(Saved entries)
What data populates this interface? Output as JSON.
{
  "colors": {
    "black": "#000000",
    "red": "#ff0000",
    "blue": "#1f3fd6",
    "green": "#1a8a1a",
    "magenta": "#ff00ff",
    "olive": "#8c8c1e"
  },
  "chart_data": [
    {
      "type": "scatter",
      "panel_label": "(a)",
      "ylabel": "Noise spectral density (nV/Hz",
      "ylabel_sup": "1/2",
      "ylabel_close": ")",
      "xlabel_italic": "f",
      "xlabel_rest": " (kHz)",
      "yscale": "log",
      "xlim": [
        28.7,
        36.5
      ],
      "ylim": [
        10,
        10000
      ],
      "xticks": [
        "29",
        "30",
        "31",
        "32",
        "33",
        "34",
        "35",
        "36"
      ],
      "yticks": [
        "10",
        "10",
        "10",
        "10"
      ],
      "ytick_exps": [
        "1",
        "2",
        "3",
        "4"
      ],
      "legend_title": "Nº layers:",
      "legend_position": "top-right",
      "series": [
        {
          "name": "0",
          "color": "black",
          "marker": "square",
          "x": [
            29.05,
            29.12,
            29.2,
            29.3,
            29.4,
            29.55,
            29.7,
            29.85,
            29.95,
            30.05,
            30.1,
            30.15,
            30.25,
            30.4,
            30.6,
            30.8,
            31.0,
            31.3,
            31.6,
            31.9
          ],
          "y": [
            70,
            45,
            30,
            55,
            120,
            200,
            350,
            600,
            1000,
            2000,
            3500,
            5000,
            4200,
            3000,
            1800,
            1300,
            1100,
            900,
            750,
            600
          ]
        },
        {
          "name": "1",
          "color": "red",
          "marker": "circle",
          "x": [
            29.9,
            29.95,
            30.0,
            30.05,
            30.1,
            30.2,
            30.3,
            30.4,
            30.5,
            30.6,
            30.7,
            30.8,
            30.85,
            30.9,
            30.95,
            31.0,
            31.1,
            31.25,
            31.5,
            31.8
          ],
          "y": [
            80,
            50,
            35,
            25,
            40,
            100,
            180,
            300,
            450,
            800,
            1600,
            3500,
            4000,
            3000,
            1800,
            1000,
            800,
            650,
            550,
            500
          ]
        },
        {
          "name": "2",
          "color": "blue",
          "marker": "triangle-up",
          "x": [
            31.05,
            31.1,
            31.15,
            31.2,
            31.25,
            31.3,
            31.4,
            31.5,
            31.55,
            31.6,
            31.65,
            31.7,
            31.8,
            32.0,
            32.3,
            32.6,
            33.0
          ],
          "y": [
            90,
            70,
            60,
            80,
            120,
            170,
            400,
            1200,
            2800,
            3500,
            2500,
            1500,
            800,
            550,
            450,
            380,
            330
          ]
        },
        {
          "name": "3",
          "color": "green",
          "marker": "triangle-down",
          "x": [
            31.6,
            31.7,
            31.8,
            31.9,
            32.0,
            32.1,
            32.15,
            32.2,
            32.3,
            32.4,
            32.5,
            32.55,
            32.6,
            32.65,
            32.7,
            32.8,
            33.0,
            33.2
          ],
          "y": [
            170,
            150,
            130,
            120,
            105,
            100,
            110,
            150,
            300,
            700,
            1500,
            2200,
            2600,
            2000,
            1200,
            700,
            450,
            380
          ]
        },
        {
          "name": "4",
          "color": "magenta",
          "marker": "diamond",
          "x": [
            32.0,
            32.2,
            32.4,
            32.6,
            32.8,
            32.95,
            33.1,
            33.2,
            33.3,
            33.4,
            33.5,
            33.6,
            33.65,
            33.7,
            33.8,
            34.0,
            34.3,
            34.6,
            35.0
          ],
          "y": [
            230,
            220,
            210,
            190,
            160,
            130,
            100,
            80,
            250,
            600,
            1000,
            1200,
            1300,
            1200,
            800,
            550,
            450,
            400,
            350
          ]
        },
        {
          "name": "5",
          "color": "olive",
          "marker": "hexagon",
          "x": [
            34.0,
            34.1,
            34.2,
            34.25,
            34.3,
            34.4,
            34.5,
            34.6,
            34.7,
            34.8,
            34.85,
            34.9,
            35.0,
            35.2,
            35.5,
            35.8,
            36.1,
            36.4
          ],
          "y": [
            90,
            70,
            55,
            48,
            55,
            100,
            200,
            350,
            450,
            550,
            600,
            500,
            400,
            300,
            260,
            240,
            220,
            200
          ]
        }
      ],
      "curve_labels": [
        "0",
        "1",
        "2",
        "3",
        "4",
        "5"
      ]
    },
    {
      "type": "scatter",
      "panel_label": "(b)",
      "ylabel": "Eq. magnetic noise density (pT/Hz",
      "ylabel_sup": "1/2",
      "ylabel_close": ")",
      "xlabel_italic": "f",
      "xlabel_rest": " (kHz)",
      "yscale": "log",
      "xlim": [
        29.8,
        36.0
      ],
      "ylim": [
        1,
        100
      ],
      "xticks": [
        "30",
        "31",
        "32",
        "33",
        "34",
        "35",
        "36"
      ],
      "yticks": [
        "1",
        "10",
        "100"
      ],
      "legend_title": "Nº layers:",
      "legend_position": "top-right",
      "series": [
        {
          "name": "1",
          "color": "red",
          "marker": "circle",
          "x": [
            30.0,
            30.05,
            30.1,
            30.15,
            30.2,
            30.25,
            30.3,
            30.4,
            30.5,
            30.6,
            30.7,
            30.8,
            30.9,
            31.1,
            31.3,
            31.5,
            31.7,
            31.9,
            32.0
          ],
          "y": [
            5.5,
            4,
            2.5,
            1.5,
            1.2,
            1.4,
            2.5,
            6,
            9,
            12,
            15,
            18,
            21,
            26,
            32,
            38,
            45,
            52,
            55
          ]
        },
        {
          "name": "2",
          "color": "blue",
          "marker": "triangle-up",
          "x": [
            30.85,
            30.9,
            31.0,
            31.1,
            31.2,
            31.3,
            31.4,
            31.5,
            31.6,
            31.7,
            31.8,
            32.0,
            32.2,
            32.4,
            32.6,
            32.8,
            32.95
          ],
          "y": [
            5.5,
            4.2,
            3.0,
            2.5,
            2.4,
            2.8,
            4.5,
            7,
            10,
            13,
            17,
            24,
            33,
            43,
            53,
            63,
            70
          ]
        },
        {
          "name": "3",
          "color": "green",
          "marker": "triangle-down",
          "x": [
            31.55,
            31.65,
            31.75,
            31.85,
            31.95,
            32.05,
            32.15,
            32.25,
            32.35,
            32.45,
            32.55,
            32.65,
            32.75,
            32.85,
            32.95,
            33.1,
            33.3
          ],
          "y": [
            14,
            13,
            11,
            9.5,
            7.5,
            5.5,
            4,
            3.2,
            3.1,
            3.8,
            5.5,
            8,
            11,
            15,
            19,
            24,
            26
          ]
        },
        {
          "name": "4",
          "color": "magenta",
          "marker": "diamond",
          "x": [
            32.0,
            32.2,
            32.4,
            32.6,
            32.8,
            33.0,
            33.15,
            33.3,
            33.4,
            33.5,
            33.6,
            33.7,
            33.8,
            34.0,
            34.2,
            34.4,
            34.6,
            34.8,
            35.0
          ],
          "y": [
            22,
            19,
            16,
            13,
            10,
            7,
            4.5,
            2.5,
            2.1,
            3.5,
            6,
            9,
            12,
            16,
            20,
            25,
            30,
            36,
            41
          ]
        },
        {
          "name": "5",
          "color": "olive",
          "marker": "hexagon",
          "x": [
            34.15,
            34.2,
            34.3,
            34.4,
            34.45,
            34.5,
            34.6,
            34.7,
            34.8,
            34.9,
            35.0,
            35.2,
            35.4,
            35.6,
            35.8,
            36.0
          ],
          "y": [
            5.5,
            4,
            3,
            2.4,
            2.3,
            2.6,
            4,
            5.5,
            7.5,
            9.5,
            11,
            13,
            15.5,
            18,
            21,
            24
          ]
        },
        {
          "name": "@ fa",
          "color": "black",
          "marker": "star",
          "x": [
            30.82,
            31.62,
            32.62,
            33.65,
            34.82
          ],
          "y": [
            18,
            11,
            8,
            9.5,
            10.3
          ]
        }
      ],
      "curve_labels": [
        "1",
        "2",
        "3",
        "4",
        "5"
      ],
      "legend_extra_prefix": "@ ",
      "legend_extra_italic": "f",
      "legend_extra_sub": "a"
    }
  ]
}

REQUIREMENTS
Copy out all lines that carry the word "density".

CORRECT ANSWER
      "ylabel": "Noise spectral density (nV/Hz",
      "ylabel": "Eq. magnetic noise density (pT/Hz",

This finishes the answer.